Saved data entries
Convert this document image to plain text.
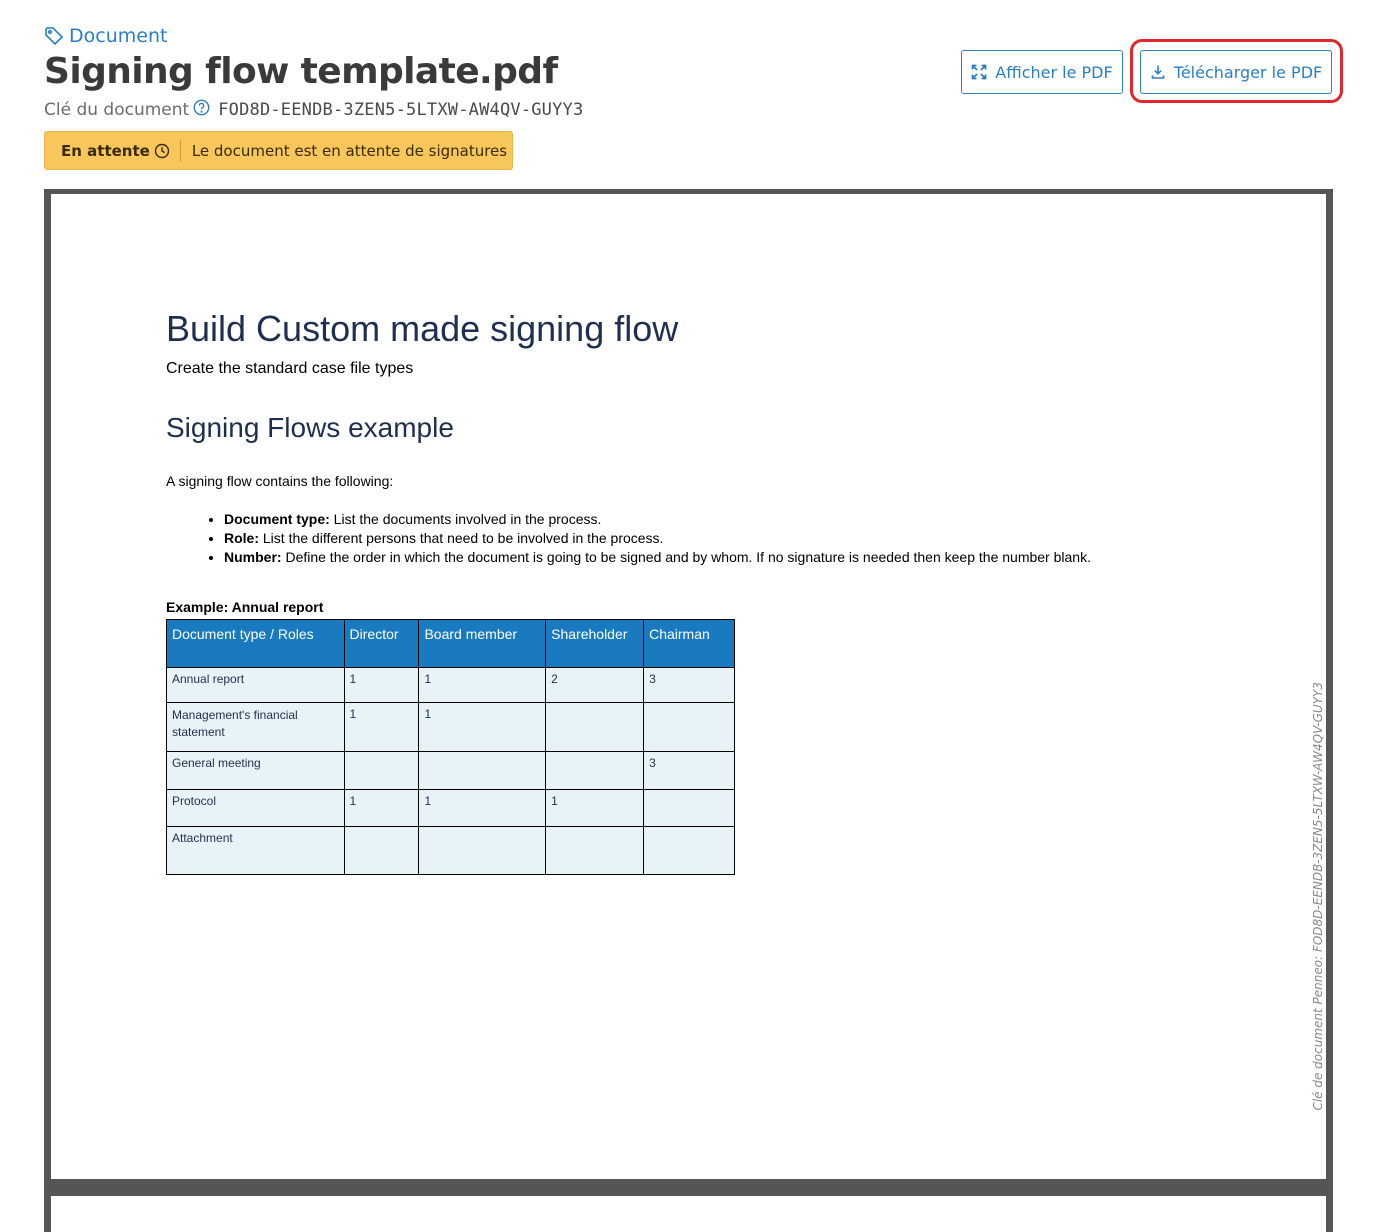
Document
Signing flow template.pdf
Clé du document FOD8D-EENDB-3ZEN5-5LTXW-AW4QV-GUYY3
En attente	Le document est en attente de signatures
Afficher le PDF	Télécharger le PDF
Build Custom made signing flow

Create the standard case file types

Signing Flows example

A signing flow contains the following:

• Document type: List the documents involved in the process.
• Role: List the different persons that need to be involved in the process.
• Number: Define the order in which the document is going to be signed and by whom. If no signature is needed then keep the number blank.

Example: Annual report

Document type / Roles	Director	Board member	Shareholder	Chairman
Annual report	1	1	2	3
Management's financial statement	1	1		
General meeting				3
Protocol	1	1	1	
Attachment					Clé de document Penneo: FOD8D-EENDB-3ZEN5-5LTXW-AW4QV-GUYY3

PROBLEM TO WORK ON:
Return each line where "report" shows up.

OUTPUT BELOW:
Example: Annual report
Annual report	1	1	2	3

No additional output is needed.